Task requirements:
In your reply, restate all of the records below word for word.

[Dataset entries for page text]
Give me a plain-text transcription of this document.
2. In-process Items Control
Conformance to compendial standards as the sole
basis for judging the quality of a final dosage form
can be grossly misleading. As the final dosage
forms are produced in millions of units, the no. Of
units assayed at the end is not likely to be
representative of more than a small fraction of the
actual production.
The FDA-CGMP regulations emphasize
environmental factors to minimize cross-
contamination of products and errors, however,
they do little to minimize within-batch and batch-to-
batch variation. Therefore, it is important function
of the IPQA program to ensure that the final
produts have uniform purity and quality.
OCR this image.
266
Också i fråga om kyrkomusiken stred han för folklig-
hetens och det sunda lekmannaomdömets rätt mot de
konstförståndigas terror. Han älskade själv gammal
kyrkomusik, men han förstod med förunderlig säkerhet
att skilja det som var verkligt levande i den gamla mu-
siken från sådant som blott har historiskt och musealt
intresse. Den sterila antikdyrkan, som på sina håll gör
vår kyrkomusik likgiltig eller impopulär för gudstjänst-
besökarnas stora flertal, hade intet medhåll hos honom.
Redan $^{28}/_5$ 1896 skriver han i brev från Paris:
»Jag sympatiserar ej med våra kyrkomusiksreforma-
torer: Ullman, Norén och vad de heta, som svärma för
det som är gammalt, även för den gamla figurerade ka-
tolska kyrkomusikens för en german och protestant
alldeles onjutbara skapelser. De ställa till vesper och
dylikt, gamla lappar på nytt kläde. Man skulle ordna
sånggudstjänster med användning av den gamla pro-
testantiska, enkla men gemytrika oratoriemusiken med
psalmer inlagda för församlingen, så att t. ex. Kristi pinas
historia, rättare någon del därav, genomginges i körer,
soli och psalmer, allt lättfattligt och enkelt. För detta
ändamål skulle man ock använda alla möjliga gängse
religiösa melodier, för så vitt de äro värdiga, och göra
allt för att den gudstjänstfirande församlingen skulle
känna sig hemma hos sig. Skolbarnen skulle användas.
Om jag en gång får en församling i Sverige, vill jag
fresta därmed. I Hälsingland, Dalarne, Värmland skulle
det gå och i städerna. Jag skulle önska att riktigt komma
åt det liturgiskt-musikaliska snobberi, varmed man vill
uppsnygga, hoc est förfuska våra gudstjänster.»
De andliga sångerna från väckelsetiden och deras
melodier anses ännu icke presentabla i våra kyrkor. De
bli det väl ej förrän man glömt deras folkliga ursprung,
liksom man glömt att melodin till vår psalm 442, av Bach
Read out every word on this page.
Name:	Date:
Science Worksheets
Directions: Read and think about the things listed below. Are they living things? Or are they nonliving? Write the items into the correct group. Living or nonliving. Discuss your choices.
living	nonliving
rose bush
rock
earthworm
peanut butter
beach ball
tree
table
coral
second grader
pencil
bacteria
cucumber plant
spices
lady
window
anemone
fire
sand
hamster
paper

Task result:
Give me a plain-text transcription of this document.
2. In-process Items Control
Conformance to compendial standards as the sole
basis for judging the quality of a final dosage form
can be grossly misleading. As the final dosage
forms are produced in millions of units, the no. Of
units assayed at the end is not likely to be
representative of more than a small fraction of the
actual production.
The FDA-CGMP regulations emphasize
environmental factors to minimize cross-
contamination of products and errors, however,
they do little to minimize within-batch and batch-to-
batch variation. Therefore, it is important function
of the IPQA program to ensure that the final
produts have uniform purity and quality.
OCR this image.
266
Också i fråga om kyrkomusiken stred han för folklig-
hetens och det sunda lekmannaomdömets rätt mot de
konstförståndigas terror. Han älskade själv gammal
kyrkomusik, men han förstod med förunderlig säkerhet
att skilja det som var verkligt levande i den gamla mu-
siken från sådant som blott har historiskt och musealt
intresse. Den sterila antikdyrkan, som på sina håll gör
vår kyrkomusik likgiltig eller impopulär för gudstjänst-
besökarnas stora flertal, hade intet medhåll hos honom.
Redan $^{28}/_5$ 1896 skriver han i brev från Paris:
»Jag sympatiserar ej med våra kyrkomusiksreforma-
torer: Ullman, Norén och vad de heta, som svärma för
det som är gammalt, även för den gamla figurerade ka-
tolska kyrkomusikens för en german och protestant
alldeles onjutbara skapelser. De ställa till vesper och
dylikt, gamla lappar på nytt kläde. Man skulle ordna
sånggudstjänster med användning av den gamla pro-
testantiska, enkla men gemytrika oratoriemusiken med
psalmer inlagda för församlingen, så att t. ex. Kristi pinas
historia, rättare någon del därav, genomginges i körer,
soli och psalmer, allt lättfattligt och enkelt. För detta
ändamål skulle man ock använda alla möjliga gängse
religiösa melodier, för så vitt de äro värdiga, och göra
allt för att den gudstjänstfirande församlingen skulle
känna sig hemma hos sig. Skolbarnen skulle användas.
Om jag en gång får en församling i Sverige, vill jag
fresta därmed. I Hälsingland, Dalarne, Värmland skulle
det gå och i städerna. Jag skulle önska att riktigt komma
åt det liturgiskt-musikaliska snobberi, varmed man vill
uppsnygga, hoc est förfuska våra gudstjänster.»
De andliga sångerna från väckelsetiden och deras
melodier anses ännu icke presentabla i våra kyrkor. De
bli det väl ej förrän man glömt deras folkliga ursprung,
liksom man glömt att melodin till vår psalm 442, av Bach
Read out every word on this page.
Name:	Date:
Science Worksheets
Directions: Read and think about the things listed below. Are they living things? Or are they nonliving? Write the items into the correct group. Living or nonliving. Discuss your choices.
living	nonliving
rose bush
rock
earthworm
peanut butter
beach ball
tree
table
coral
second grader
pencil
bacteria
cucumber plant
spices
lady
window
anemone
fire
sand
hamster
paper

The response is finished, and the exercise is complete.